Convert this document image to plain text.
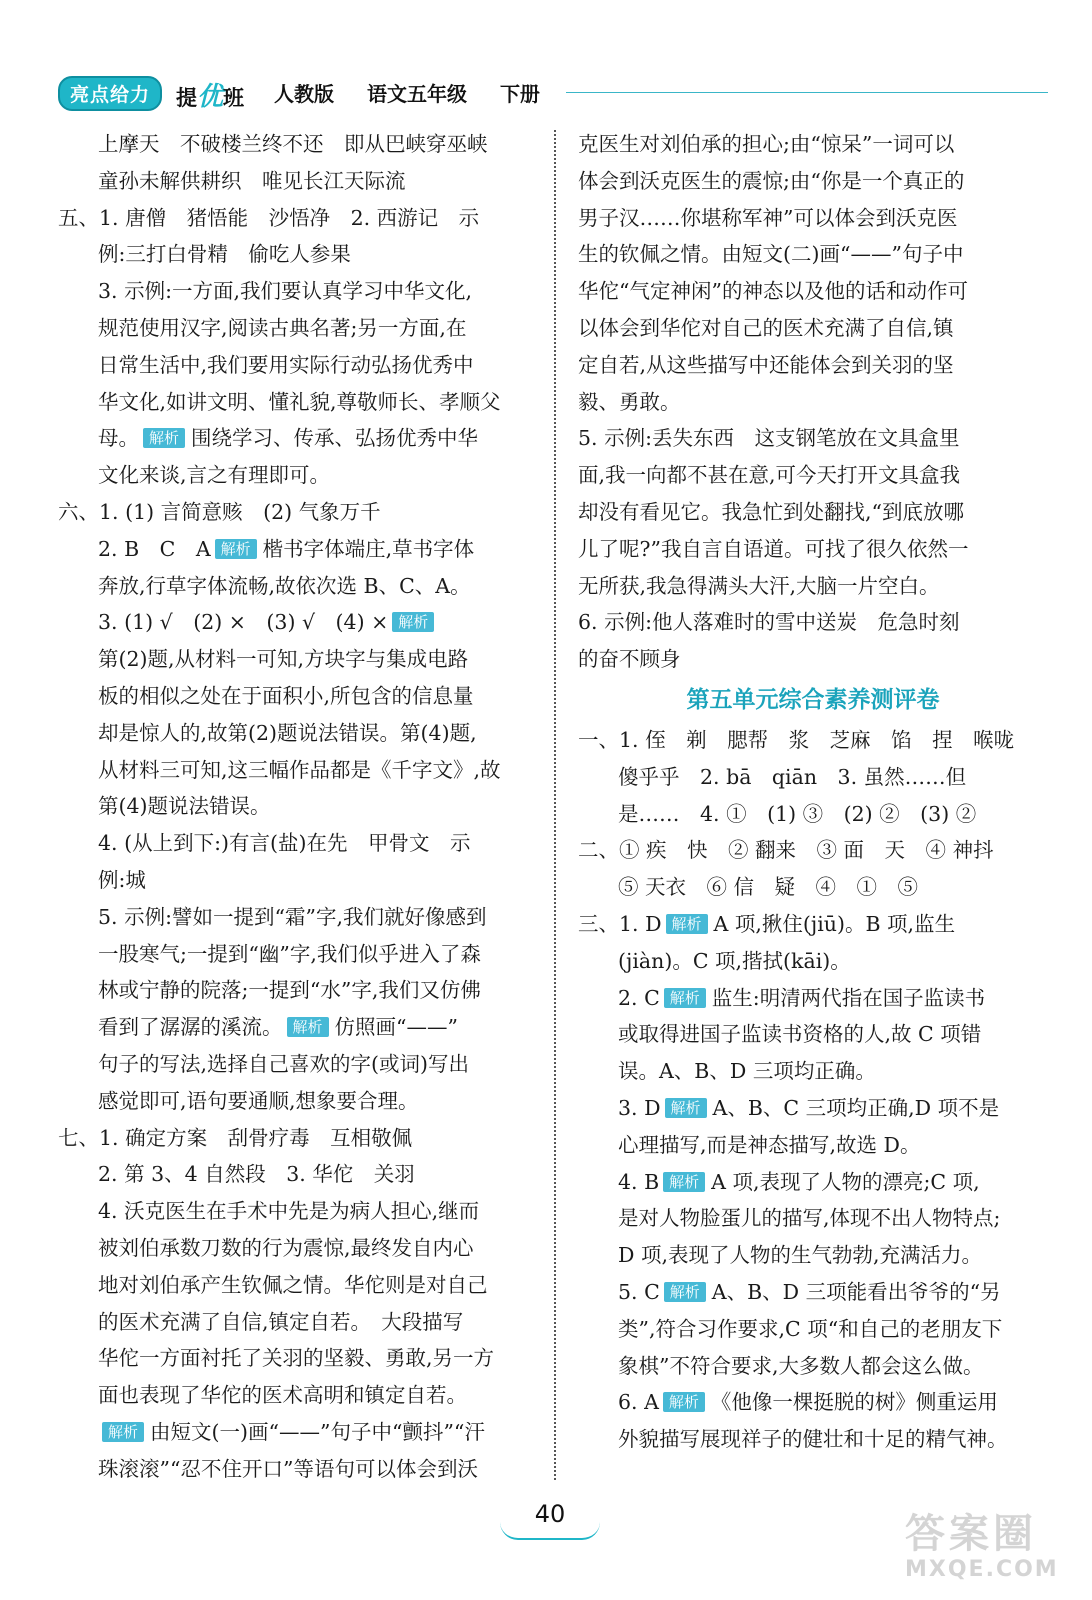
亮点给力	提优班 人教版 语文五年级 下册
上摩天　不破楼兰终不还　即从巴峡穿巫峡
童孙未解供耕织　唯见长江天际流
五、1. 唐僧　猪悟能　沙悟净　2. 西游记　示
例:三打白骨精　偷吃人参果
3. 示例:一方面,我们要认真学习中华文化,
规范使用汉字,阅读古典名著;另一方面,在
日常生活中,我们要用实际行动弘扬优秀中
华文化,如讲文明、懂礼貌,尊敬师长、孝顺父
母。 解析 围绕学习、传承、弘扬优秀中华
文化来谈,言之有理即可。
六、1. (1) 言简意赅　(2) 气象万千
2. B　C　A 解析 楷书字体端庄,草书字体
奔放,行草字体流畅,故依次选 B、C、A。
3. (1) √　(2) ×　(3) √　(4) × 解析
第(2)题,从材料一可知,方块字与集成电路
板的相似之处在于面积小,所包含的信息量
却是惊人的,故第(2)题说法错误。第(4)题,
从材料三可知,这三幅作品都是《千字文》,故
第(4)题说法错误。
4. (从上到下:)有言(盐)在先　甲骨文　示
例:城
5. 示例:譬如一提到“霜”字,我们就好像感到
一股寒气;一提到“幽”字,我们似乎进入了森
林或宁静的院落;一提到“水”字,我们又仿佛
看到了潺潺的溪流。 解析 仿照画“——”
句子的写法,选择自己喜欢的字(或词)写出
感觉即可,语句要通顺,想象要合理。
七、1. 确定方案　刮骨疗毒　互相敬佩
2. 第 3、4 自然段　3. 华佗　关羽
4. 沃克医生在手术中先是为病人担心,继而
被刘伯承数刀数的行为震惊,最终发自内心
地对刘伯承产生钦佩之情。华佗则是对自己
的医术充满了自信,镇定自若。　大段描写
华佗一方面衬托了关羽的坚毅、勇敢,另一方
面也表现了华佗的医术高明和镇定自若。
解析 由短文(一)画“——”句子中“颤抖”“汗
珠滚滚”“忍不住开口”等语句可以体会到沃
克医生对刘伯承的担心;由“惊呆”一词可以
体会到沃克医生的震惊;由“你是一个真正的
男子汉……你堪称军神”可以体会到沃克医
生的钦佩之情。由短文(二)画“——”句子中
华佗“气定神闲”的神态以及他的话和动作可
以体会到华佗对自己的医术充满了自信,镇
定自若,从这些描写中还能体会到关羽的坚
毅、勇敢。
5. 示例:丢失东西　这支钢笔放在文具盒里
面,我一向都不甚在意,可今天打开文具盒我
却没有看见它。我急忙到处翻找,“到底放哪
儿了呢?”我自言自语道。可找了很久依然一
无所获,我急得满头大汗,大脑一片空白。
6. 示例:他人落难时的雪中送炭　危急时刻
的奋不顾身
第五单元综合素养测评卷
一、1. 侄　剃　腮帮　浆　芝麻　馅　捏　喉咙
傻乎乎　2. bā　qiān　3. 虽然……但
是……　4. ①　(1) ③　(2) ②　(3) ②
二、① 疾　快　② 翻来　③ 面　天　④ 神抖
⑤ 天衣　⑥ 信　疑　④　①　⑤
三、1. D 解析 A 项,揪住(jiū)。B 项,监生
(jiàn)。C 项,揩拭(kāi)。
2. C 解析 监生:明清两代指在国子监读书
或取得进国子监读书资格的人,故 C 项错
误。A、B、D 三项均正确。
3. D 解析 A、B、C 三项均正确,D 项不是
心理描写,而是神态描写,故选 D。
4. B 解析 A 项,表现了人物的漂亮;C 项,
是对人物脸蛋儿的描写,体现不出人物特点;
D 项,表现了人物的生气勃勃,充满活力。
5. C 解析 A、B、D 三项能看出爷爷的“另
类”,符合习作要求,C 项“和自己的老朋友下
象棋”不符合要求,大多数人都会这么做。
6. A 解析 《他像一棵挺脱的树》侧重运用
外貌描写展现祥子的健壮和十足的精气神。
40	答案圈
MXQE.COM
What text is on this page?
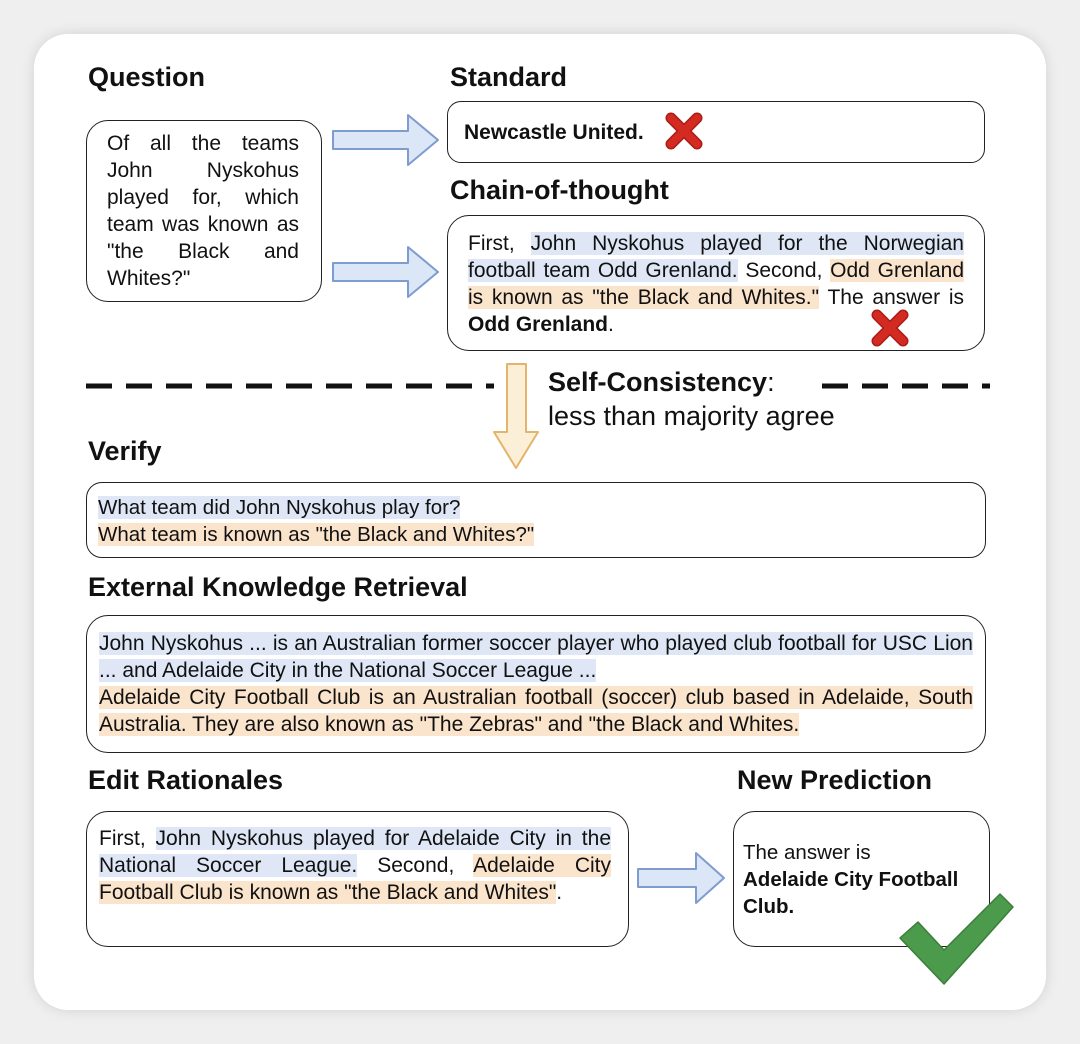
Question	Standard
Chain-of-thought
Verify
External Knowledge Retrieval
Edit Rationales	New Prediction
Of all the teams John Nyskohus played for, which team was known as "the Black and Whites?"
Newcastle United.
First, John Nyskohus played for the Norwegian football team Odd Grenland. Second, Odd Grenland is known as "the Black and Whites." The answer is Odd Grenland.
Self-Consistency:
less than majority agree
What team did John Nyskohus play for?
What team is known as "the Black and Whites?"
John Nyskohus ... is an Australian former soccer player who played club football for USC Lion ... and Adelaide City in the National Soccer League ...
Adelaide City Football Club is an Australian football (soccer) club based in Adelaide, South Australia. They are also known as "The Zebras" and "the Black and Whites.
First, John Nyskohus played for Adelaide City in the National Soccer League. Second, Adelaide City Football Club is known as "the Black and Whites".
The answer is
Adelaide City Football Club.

::::::::

What to work on:
Look back over the material above and state how many lines hold the word "Adelaide". Write the number and nothing else.

Reply to the exercise:
4